## REQUIRED TASK
Write down every entry below once more, exactly.

## SOURCE DATA
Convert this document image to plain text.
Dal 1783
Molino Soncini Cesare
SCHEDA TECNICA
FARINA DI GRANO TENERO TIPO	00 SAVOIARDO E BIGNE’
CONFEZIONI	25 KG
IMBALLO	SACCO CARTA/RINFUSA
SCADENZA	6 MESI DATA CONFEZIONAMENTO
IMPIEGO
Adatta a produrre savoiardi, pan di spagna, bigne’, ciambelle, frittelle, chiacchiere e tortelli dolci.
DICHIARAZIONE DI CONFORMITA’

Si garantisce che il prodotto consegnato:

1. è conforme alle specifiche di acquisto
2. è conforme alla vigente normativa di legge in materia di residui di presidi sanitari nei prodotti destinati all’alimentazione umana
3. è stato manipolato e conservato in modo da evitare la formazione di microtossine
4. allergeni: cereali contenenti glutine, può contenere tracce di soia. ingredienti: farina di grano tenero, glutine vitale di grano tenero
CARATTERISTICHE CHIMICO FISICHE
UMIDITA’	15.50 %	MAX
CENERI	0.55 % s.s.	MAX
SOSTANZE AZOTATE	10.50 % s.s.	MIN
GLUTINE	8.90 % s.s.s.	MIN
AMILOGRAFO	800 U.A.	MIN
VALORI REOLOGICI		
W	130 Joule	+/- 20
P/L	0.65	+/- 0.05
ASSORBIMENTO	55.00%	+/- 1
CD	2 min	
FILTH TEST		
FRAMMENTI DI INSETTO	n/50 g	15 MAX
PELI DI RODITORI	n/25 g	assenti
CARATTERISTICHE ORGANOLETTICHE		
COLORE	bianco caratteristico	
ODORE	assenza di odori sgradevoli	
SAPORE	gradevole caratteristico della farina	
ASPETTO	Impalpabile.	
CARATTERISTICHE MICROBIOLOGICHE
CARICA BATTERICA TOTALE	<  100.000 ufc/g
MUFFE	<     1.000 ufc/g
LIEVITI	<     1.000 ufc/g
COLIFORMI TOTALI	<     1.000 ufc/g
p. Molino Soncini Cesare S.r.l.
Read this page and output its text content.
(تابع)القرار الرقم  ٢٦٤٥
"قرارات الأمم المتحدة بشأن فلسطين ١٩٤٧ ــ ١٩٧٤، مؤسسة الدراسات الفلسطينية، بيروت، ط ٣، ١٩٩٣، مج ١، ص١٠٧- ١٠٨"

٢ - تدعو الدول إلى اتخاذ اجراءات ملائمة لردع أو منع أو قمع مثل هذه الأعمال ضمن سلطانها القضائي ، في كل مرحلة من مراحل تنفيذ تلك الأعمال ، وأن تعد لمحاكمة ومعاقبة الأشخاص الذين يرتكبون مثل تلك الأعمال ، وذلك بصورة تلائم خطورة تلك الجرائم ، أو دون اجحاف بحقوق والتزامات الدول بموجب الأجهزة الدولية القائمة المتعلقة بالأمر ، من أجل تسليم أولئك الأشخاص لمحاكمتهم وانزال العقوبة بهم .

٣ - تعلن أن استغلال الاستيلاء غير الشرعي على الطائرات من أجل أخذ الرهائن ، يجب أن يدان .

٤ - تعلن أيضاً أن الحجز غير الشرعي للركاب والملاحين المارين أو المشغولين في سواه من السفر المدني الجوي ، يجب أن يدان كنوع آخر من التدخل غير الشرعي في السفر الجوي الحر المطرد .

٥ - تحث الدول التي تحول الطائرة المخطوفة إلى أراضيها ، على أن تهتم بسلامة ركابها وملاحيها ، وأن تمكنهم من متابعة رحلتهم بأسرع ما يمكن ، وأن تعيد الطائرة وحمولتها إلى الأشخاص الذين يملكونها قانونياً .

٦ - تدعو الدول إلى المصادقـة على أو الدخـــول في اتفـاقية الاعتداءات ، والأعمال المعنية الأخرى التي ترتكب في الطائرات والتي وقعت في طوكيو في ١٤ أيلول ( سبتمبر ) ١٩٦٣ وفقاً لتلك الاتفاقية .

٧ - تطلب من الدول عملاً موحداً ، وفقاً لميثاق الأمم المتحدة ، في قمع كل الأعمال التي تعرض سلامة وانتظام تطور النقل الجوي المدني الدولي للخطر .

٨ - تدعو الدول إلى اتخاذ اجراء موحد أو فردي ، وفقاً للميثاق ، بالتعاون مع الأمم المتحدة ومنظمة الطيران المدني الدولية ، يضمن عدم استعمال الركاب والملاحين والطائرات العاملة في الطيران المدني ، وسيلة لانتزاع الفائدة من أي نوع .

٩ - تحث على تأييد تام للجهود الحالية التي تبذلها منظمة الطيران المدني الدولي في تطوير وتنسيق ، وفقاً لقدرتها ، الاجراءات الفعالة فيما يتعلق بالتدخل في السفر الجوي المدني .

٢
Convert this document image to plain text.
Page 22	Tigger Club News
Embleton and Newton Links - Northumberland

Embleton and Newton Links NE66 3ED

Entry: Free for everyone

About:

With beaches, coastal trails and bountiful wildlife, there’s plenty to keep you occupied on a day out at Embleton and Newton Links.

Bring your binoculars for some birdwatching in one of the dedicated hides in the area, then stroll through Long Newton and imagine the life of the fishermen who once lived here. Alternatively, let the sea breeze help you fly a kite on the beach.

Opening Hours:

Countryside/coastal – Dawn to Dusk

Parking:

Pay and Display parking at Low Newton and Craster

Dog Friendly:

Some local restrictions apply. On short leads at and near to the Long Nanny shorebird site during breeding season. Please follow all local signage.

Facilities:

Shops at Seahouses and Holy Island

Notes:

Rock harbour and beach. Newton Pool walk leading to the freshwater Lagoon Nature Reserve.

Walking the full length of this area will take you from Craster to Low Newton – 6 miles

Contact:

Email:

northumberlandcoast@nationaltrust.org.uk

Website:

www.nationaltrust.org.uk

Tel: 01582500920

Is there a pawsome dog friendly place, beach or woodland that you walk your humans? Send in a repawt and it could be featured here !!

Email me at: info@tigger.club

## ANSWER TO THIS PROBLEM
Convert this document image to plain text.
Dal 1783
Molino Soncini Cesare
SCHEDA TECNICA
FARINA DI GRANO TENERO TIPO	00 SAVOIARDO E BIGNE’
CONFEZIONI	25 KG
IMBALLO	SACCO CARTA/RINFUSA
SCADENZA	6 MESI DATA CONFEZIONAMENTO
IMPIEGO
Adatta a produrre savoiardi, pan di spagna, bigne’, ciambelle, frittelle, chiacchiere e tortelli dolci.
DICHIARAZIONE DI CONFORMITA’

Si garantisce che il prodotto consegnato:

1. è conforme alle specifiche di acquisto
2. è conforme alla vigente normativa di legge in materia di residui di presidi sanitari nei prodotti destinati all’alimentazione umana
3. è stato manipolato e conservato in modo da evitare la formazione di microtossine
4. allergeni: cereali contenenti glutine, può contenere tracce di soia. ingredienti: farina di grano tenero, glutine vitale di grano tenero
CARATTERISTICHE CHIMICO FISICHE
UMIDITA’	15.50 %	MAX
CENERI	0.55 % s.s.	MAX
SOSTANZE AZOTATE	10.50 % s.s.	MIN
GLUTINE	8.90 % s.s.s.	MIN
AMILOGRAFO	800 U.A.	MIN
VALORI REOLOGICI		
W	130 Joule	+/- 20
P/L	0.65	+/- 0.05
ASSORBIMENTO	55.00%	+/- 1
CD	2 min	
FILTH TEST		
FRAMMENTI DI INSETTO	n/50 g	15 MAX
PELI DI RODITORI	n/25 g	assenti
CARATTERISTICHE ORGANOLETTICHE		
COLORE	bianco caratteristico	
ODORE	assenza di odori sgradevoli	
SAPORE	gradevole caratteristico della farina	
ASPETTO	Impalpabile.	
CARATTERISTICHE MICROBIOLOGICHE
CARICA BATTERICA TOTALE	<  100.000 ufc/g
MUFFE	<     1.000 ufc/g
LIEVITI	<     1.000 ufc/g
COLIFORMI TOTALI	<     1.000 ufc/g
p. Molino Soncini Cesare S.r.l.
Read this page and output its text content.
(تابع)القرار الرقم  ٢٦٤٥
"قرارات الأمم المتحدة بشأن فلسطين ١٩٤٧ ــ ١٩٧٤، مؤسسة الدراسات الفلسطينية، بيروت، ط ٣، ١٩٩٣، مج ١، ص١٠٧- ١٠٨"

٢ - تدعو الدول إلى اتخاذ اجراءات ملائمة لردع أو منع أو قمع مثل هذه الأعمال ضمن سلطانها القضائي ، في كل مرحلة من مراحل تنفيذ تلك الأعمال ، وأن تعد لمحاكمة ومعاقبة الأشخاص الذين يرتكبون مثل تلك الأعمال ، وذلك بصورة تلائم خطورة تلك الجرائم ، أو دون اجحاف بحقوق والتزامات الدول بموجب الأجهزة الدولية القائمة المتعلقة بالأمر ، من أجل تسليم أولئك الأشخاص لمحاكمتهم وانزال العقوبة بهم .

٣ - تعلن أن استغلال الاستيلاء غير الشرعي على الطائرات من أجل أخذ الرهائن ، يجب أن يدان .

٤ - تعلن أيضاً أن الحجز غير الشرعي للركاب والملاحين المارين أو المشغولين في سواه من السفر المدني الجوي ، يجب أن يدان كنوع آخر من التدخل غير الشرعي في السفر الجوي الحر المطرد .

٥ - تحث الدول التي تحول الطائرة المخطوفة إلى أراضيها ، على أن تهتم بسلامة ركابها وملاحيها ، وأن تمكنهم من متابعة رحلتهم بأسرع ما يمكن ، وأن تعيد الطائرة وحمولتها إلى الأشخاص الذين يملكونها قانونياً .

٦ - تدعو الدول إلى المصادقـة على أو الدخـــول في اتفـاقية الاعتداءات ، والأعمال المعنية الأخرى التي ترتكب في الطائرات والتي وقعت في طوكيو في ١٤ أيلول ( سبتمبر ) ١٩٦٣ وفقاً لتلك الاتفاقية .

٧ - تطلب من الدول عملاً موحداً ، وفقاً لميثاق الأمم المتحدة ، في قمع كل الأعمال التي تعرض سلامة وانتظام تطور النقل الجوي المدني الدولي للخطر .

٨ - تدعو الدول إلى اتخاذ اجراء موحد أو فردي ، وفقاً للميثاق ، بالتعاون مع الأمم المتحدة ومنظمة الطيران المدني الدولية ، يضمن عدم استعمال الركاب والملاحين والطائرات العاملة في الطيران المدني ، وسيلة لانتزاع الفائدة من أي نوع .

٩ - تحث على تأييد تام للجهود الحالية التي تبذلها منظمة الطيران المدني الدولي في تطوير وتنسيق ، وفقاً لقدرتها ، الاجراءات الفعالة فيما يتعلق بالتدخل في السفر الجوي المدني .

٢
Convert this document image to plain text.
Page 22	Tigger Club News
Embleton and Newton Links - Northumberland

Embleton and Newton Links NE66 3ED

Entry: Free for everyone

About:

With beaches, coastal trails and bountiful wildlife, there’s plenty to keep you occupied on a day out at Embleton and Newton Links.

Bring your binoculars for some birdwatching in one of the dedicated hides in the area, then stroll through Long Newton and imagine the life of the fishermen who once lived here. Alternatively, let the sea breeze help you fly a kite on the beach.

Opening Hours:

Countryside/coastal – Dawn to Dusk

Parking:

Pay and Display parking at Low Newton and Craster

Dog Friendly:

Some local restrictions apply. On short leads at and near to the Long Nanny shorebird site during breeding season. Please follow all local signage.

Facilities:

Shops at Seahouses and Holy Island

Notes:

Rock harbour and beach. Newton Pool walk leading to the freshwater Lagoon Nature Reserve.

Walking the full length of this area will take you from Craster to Low Newton – 6 miles

Contact:

Email:

northumberlandcoast@nationaltrust.org.uk

Website:

www.nationaltrust.org.uk

Tel: 01582500920

Is there a pawsome dog friendly place, beach or woodland that you walk your humans? Send in a repawt and it could be featured here !!

Email me at: info@tigger.club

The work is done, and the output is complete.